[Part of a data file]
****************************************

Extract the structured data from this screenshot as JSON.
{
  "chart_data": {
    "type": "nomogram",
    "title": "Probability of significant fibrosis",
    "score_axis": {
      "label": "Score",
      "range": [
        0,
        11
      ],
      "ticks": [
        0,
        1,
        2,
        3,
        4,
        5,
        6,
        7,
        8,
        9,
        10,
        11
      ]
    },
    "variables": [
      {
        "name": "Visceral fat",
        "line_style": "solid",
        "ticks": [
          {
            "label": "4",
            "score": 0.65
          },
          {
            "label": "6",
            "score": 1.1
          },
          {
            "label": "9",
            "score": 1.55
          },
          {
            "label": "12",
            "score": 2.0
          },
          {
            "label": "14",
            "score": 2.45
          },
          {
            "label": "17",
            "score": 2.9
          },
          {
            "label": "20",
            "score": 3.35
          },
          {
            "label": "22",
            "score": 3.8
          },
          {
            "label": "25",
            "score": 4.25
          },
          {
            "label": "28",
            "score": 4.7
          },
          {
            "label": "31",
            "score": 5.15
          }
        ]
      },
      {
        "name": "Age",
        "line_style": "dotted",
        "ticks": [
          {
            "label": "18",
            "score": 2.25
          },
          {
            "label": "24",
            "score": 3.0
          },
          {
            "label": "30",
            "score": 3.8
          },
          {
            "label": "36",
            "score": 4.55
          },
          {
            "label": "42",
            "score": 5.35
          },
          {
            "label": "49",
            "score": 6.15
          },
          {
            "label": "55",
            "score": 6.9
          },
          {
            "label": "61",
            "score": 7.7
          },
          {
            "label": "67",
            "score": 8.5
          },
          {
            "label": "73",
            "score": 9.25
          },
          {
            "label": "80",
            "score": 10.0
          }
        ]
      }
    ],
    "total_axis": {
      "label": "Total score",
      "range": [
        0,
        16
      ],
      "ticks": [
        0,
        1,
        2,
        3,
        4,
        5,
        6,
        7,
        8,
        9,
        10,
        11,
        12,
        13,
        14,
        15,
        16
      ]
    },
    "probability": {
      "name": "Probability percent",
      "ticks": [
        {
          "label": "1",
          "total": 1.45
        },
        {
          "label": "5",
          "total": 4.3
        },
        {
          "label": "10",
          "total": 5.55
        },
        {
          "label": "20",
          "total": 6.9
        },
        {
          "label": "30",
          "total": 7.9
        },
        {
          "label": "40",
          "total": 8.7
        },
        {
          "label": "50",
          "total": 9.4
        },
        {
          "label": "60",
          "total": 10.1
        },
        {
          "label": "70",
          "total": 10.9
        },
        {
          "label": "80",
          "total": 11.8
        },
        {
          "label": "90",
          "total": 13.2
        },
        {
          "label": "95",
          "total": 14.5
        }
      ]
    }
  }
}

****************************************

> _WHAT TO WORK ON_
Go through the records and pull out each line that includes the word "name".

> _RESPONSE TO THIS EXERCISE_
        "name": "Visceral fat",
        "name": "Age",
      "name": "Probability percent",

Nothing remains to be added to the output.